**Goal**
Write out the listing in full, matching it word for word.

>>>

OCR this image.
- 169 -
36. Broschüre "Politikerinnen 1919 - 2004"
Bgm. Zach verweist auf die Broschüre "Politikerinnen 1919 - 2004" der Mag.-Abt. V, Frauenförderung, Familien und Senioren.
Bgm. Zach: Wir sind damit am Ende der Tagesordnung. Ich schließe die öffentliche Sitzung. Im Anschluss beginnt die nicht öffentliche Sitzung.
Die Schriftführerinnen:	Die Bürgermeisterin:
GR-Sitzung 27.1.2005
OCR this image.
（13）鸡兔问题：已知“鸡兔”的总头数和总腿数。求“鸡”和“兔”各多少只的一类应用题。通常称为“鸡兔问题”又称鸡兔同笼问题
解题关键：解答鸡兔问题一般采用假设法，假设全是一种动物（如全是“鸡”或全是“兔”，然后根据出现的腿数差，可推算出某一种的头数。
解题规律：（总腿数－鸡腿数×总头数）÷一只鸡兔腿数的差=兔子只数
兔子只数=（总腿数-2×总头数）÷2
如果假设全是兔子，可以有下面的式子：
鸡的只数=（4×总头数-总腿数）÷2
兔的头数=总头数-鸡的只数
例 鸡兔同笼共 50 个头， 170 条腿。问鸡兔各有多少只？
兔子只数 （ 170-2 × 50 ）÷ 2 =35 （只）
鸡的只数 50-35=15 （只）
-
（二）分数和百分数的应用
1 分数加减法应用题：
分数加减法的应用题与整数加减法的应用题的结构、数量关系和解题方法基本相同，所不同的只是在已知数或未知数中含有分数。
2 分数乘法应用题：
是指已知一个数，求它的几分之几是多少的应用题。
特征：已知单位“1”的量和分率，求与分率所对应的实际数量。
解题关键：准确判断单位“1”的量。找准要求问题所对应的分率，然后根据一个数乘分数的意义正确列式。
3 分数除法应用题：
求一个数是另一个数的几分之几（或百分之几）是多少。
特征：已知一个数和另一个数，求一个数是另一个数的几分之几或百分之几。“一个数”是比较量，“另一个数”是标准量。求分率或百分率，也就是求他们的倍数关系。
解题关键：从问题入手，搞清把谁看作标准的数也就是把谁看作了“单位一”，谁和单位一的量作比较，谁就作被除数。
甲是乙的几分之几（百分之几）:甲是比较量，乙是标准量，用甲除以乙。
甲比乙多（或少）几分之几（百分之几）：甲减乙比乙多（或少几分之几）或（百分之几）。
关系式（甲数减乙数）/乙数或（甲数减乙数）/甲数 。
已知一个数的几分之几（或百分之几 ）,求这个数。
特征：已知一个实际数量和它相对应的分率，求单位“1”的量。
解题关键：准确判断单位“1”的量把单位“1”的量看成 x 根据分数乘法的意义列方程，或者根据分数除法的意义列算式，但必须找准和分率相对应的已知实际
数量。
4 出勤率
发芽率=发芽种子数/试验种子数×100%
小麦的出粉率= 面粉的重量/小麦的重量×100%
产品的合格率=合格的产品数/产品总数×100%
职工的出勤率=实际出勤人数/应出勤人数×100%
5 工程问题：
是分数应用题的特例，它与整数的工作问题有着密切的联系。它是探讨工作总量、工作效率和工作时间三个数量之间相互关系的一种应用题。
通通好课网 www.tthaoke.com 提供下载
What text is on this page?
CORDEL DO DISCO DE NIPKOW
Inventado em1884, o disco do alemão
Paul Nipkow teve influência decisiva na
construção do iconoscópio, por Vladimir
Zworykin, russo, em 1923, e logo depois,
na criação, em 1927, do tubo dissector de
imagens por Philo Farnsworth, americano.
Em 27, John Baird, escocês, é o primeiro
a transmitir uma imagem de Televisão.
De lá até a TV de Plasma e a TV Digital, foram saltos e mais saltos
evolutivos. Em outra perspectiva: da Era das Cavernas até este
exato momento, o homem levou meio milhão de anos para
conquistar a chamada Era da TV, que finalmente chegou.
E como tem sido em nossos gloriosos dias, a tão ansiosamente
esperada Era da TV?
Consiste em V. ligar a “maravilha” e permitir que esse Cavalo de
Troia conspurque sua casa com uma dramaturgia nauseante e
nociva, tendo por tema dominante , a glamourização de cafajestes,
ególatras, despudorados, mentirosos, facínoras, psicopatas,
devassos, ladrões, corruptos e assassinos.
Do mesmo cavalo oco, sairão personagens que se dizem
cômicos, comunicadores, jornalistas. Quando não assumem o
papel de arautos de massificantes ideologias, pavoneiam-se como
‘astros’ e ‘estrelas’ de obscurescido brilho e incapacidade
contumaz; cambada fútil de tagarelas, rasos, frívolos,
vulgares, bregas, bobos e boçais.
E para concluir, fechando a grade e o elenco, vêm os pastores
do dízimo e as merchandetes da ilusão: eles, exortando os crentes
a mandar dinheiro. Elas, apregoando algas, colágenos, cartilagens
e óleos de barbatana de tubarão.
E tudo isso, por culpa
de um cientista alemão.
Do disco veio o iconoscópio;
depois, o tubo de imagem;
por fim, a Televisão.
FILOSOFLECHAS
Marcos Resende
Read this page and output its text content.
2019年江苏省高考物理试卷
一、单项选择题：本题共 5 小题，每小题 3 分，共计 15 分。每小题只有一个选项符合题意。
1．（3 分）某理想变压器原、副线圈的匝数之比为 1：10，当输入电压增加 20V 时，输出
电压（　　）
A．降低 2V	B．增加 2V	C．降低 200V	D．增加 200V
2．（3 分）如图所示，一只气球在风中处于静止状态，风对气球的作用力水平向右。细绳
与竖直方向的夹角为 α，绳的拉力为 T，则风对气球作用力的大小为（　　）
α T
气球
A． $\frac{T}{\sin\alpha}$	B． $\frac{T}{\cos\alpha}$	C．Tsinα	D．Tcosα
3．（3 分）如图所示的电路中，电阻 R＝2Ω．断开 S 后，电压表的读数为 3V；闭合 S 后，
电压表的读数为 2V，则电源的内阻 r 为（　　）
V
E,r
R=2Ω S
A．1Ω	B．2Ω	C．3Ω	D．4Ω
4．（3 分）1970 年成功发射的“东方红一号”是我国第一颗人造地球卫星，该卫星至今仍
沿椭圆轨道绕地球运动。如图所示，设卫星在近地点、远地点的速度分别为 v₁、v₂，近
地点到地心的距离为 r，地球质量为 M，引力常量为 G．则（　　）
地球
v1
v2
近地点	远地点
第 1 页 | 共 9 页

<<<

**Answer to the problem**
OCR this image.
- 169 -
36. Broschüre "Politikerinnen 1919 - 2004"
Bgm. Zach verweist auf die Broschüre "Politikerinnen 1919 - 2004" der Mag.-Abt. V, Frauenförderung, Familien und Senioren.
Bgm. Zach: Wir sind damit am Ende der Tagesordnung. Ich schließe die öffentliche Sitzung. Im Anschluss beginnt die nicht öffentliche Sitzung.
Die Schriftführerinnen:	Die Bürgermeisterin:
GR-Sitzung 27.1.2005
OCR this image.
（13）鸡兔问题：已知“鸡兔”的总头数和总腿数。求“鸡”和“兔”各多少只的一类应用题。通常称为“鸡兔问题”又称鸡兔同笼问题
解题关键：解答鸡兔问题一般采用假设法，假设全是一种动物（如全是“鸡”或全是“兔”，然后根据出现的腿数差，可推算出某一种的头数。
解题规律：（总腿数－鸡腿数×总头数）÷一只鸡兔腿数的差=兔子只数
兔子只数=（总腿数-2×总头数）÷2
如果假设全是兔子，可以有下面的式子：
鸡的只数=（4×总头数-总腿数）÷2
兔的头数=总头数-鸡的只数
例 鸡兔同笼共 50 个头， 170 条腿。问鸡兔各有多少只？
兔子只数 （ 170-2 × 50 ）÷ 2 =35 （只）
鸡的只数 50-35=15 （只）
-
（二）分数和百分数的应用
1 分数加减法应用题：
分数加减法的应用题与整数加减法的应用题的结构、数量关系和解题方法基本相同，所不同的只是在已知数或未知数中含有分数。
2 分数乘法应用题：
是指已知一个数，求它的几分之几是多少的应用题。
特征：已知单位“1”的量和分率，求与分率所对应的实际数量。
解题关键：准确判断单位“1”的量。找准要求问题所对应的分率，然后根据一个数乘分数的意义正确列式。
3 分数除法应用题：
求一个数是另一个数的几分之几（或百分之几）是多少。
特征：已知一个数和另一个数，求一个数是另一个数的几分之几或百分之几。“一个数”是比较量，“另一个数”是标准量。求分率或百分率，也就是求他们的倍数关系。
解题关键：从问题入手，搞清把谁看作标准的数也就是把谁看作了“单位一”，谁和单位一的量作比较，谁就作被除数。
甲是乙的几分之几（百分之几）:甲是比较量，乙是标准量，用甲除以乙。
甲比乙多（或少）几分之几（百分之几）：甲减乙比乙多（或少几分之几）或（百分之几）。
关系式（甲数减乙数）/乙数或（甲数减乙数）/甲数 。
已知一个数的几分之几（或百分之几 ）,求这个数。
特征：已知一个实际数量和它相对应的分率，求单位“1”的量。
解题关键：准确判断单位“1”的量把单位“1”的量看成 x 根据分数乘法的意义列方程，或者根据分数除法的意义列算式，但必须找准和分率相对应的已知实际
数量。
4 出勤率
发芽率=发芽种子数/试验种子数×100%
小麦的出粉率= 面粉的重量/小麦的重量×100%
产品的合格率=合格的产品数/产品总数×100%
职工的出勤率=实际出勤人数/应出勤人数×100%
5 工程问题：
是分数应用题的特例，它与整数的工作问题有着密切的联系。它是探讨工作总量、工作效率和工作时间三个数量之间相互关系的一种应用题。
通通好课网 www.tthaoke.com 提供下载
What text is on this page?
CORDEL DO DISCO DE NIPKOW
Inventado em1884, o disco do alemão
Paul Nipkow teve influência decisiva na
construção do iconoscópio, por Vladimir
Zworykin, russo, em 1923, e logo depois,
na criação, em 1927, do tubo dissector de
imagens por Philo Farnsworth, americano.
Em 27, John Baird, escocês, é o primeiro
a transmitir uma imagem de Televisão.
De lá até a TV de Plasma e a TV Digital, foram saltos e mais saltos
evolutivos. Em outra perspectiva: da Era das Cavernas até este
exato momento, o homem levou meio milhão de anos para
conquistar a chamada Era da TV, que finalmente chegou.
E como tem sido em nossos gloriosos dias, a tão ansiosamente
esperada Era da TV?
Consiste em V. ligar a “maravilha” e permitir que esse Cavalo de
Troia conspurque sua casa com uma dramaturgia nauseante e
nociva, tendo por tema dominante , a glamourização de cafajestes,
ególatras, despudorados, mentirosos, facínoras, psicopatas,
devassos, ladrões, corruptos e assassinos.
Do mesmo cavalo oco, sairão personagens que se dizem
cômicos, comunicadores, jornalistas. Quando não assumem o
papel de arautos de massificantes ideologias, pavoneiam-se como
‘astros’ e ‘estrelas’ de obscurescido brilho e incapacidade
contumaz; cambada fútil de tagarelas, rasos, frívolos,
vulgares, bregas, bobos e boçais.
E para concluir, fechando a grade e o elenco, vêm os pastores
do dízimo e as merchandetes da ilusão: eles, exortando os crentes
a mandar dinheiro. Elas, apregoando algas, colágenos, cartilagens
e óleos de barbatana de tubarão.
E tudo isso, por culpa
de um cientista alemão.
Do disco veio o iconoscópio;
depois, o tubo de imagem;
por fim, a Televisão.
FILOSOFLECHAS
Marcos Resende
Read this page and output its text content.
2019年江苏省高考物理试卷
一、单项选择题：本题共 5 小题，每小题 3 分，共计 15 分。每小题只有一个选项符合题意。
1．（3 分）某理想变压器原、副线圈的匝数之比为 1：10，当输入电压增加 20V 时，输出
电压（　　）
A．降低 2V	B．增加 2V	C．降低 200V	D．增加 200V
2．（3 分）如图所示，一只气球在风中处于静止状态，风对气球的作用力水平向右。细绳
与竖直方向的夹角为 α，绳的拉力为 T，则风对气球作用力的大小为（　　）
α T
气球
A． $\frac{T}{\sin\alpha}$	B． $\frac{T}{\cos\alpha}$	C．Tsinα	D．Tcosα
3．（3 分）如图所示的电路中，电阻 R＝2Ω．断开 S 后，电压表的读数为 3V；闭合 S 后，
电压表的读数为 2V，则电源的内阻 r 为（　　）
V
E,r
R=2Ω S
A．1Ω	B．2Ω	C．3Ω	D．4Ω
4．（3 分）1970 年成功发射的“东方红一号”是我国第一颗人造地球卫星，该卫星至今仍
沿椭圆轨道绕地球运动。如图所示，设卫星在近地点、远地点的速度分别为 v₁、v₂，近
地点到地心的距离为 r，地球质量为 M，引力常量为 G．则（　　）
地球
v1
v2
近地点	远地点
第 1 页 | 共 9 页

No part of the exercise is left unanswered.